__What to do__
[a] Answer these questions using the film review about Santa's family.
(i) What shape is Steve's goatee cut in?
(ii) For how many years has Santa held his job?
(iii) Which actor plays GrandSanta?
[b] Extend the film review about Santa's family, picking up right after its final sentence.

__Extract to read__
-.-.-
The whole enterprise is captained by Santa’s supercilious older son Steve (Hugh Laurie) whose goatee cut in the shape of a Christmas tree stands testament to his dedication. His ambitions are so naked he’s got a Versace Santa suit hanging in the closet, waiting for the day when his “non-executive figurehead” father finally steps down. Steve assumes he’ll inherit Santa’s title – his younger brother, Arthur (James McAvoy) is too clumsy, easily distracted and sentimental to run this kind of operation – and soon, because his father has had the job for 70 years. But Santa is reluctant to leave behind the glamour and the glory, having heard an earful from his cranky father, GrandSanta (Bill Nighy) about the tedium of retirement.
-.-.-
[Recorded data]
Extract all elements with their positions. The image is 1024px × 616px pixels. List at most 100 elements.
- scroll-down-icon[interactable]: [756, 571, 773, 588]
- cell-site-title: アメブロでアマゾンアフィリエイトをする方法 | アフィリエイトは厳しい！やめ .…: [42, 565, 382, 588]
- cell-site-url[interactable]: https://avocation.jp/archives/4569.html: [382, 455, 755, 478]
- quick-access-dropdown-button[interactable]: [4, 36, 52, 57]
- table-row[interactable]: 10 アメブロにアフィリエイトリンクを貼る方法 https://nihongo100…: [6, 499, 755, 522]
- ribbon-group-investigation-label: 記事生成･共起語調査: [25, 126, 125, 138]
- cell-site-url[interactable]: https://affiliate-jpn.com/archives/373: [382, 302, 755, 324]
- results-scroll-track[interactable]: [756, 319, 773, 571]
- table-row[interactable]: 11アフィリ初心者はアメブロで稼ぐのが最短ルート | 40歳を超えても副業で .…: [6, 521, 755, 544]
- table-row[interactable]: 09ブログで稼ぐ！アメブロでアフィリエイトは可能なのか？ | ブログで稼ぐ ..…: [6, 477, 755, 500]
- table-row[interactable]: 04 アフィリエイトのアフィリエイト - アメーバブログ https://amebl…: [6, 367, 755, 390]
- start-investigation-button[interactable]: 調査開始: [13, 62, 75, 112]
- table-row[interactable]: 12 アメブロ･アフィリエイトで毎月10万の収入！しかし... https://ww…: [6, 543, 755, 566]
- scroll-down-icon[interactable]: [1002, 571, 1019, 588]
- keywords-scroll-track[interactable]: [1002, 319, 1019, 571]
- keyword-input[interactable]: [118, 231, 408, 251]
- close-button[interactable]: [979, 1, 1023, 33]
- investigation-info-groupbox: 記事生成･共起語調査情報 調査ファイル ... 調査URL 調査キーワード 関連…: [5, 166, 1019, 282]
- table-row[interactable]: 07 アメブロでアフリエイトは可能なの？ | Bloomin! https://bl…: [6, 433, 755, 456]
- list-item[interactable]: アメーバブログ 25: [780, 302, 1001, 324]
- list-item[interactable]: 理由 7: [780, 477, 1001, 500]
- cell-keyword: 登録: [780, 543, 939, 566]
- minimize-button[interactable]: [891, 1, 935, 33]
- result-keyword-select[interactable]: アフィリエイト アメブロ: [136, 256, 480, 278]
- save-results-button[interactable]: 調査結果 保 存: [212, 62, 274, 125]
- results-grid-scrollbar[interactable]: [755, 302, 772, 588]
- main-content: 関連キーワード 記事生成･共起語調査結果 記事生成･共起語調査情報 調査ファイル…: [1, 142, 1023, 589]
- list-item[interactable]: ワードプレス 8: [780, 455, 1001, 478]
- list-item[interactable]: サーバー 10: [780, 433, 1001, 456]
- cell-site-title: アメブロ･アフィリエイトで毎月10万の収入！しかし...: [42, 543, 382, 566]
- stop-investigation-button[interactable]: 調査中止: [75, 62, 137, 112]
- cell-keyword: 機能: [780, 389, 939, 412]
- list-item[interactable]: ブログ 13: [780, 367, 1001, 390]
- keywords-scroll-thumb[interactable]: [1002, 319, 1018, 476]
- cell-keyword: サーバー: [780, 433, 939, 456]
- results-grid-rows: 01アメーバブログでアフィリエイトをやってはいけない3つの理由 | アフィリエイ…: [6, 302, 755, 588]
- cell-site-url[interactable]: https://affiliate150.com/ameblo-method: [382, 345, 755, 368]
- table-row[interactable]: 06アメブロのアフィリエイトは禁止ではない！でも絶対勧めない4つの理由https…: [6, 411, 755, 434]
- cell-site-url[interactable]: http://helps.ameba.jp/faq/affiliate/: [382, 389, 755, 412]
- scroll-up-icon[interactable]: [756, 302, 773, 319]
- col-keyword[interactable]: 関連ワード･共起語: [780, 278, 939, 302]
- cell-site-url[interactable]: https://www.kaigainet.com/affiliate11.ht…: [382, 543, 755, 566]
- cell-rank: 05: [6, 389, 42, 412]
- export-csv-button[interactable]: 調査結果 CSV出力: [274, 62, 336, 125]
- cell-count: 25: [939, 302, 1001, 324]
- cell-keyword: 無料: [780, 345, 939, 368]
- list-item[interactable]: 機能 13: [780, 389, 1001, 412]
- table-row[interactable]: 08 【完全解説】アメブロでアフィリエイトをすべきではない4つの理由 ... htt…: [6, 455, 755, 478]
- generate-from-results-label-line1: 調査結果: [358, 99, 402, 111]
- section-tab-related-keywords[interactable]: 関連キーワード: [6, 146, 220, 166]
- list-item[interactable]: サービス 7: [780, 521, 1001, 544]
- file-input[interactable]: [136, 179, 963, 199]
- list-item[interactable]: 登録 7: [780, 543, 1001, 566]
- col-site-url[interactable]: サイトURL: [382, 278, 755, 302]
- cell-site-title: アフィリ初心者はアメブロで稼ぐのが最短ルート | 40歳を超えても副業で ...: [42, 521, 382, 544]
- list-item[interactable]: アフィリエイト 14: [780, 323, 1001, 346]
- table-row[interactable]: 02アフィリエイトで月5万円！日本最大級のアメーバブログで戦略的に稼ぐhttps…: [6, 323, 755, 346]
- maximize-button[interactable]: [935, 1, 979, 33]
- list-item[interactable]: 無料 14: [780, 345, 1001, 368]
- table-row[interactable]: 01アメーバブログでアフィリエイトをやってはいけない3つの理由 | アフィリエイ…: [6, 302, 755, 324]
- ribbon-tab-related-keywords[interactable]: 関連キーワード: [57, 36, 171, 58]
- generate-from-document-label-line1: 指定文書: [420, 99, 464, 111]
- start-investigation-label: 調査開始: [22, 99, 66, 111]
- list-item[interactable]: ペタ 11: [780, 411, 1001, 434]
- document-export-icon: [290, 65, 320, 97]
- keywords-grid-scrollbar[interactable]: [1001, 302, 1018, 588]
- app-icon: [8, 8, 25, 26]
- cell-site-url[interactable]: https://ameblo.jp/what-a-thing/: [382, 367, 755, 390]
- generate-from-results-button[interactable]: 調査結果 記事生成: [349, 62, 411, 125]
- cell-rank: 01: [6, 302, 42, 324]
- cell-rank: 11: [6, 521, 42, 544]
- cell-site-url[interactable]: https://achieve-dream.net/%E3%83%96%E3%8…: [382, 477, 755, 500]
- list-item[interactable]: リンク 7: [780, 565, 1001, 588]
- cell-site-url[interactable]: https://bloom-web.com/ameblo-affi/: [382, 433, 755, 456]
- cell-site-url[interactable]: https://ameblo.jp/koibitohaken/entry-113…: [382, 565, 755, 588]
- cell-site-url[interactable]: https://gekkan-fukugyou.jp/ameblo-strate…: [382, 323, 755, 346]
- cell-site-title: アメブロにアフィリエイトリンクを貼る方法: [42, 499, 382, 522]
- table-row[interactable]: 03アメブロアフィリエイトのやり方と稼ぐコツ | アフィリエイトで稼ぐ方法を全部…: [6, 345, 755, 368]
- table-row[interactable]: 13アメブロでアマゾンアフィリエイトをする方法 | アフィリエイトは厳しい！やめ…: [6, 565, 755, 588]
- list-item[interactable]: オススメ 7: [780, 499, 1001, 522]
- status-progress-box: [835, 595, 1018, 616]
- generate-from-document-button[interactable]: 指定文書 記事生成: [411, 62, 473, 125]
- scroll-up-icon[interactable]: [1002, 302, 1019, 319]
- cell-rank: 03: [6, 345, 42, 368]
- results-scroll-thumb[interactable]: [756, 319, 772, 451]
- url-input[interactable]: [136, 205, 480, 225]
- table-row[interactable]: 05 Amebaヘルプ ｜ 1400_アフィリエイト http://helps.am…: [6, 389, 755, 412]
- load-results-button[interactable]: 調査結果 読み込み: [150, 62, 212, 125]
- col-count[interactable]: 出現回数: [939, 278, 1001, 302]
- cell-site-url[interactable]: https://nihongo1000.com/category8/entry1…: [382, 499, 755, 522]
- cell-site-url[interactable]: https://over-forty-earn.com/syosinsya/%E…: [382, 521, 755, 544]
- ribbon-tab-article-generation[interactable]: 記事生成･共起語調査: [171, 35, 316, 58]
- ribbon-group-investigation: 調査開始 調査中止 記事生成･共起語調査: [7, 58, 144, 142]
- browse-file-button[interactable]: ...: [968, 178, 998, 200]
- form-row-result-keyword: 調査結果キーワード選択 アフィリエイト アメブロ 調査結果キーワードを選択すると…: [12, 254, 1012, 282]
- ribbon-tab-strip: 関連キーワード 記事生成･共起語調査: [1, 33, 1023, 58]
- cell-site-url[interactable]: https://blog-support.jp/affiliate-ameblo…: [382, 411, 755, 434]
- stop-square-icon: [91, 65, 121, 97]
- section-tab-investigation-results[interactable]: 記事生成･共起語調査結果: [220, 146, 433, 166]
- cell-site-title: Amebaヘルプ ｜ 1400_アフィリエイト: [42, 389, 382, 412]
-.-.-
__Results__
[a]
(i) A Christmas tree
(ii) 70 years
(iii) Bill Nighy

[b]
If you love Wallace & Gromit, the brilliant series of shorts that established Aardman as the wittiest people to ever play with clay, then Arthur Christmas, directed and co-written by Sarah Smith, may seem a disconcertingly different animal. The clunky look of Wallace and Chicken Run is part of their joy; their almost-ugly primitivism is both kid-friendly and pleasingly out of sync with the sophistication of its humor. But Arthur Christmas, like Aardman’s Flushed Away, is both more refined and less distinctive; it looks like every other classy animated film for kids. It could just as easily be a Pixar or Dreamworks product. That’s not an insult; when Gwen’s wished-for bike falls off the conveyer belt, mischievous GrandSanta convinces Arthur to come with him on a race against the clock to deliver it by dawn on the equivalent of the family’s old Model-T, a sleigh that travels 45,000 mph. In 3D, the sleigh slicing through the Northern Lights is dazzling; I heard an genuinely awed “awesome” from a young audience member as it swooped low enough to fly through a maze of icebergs.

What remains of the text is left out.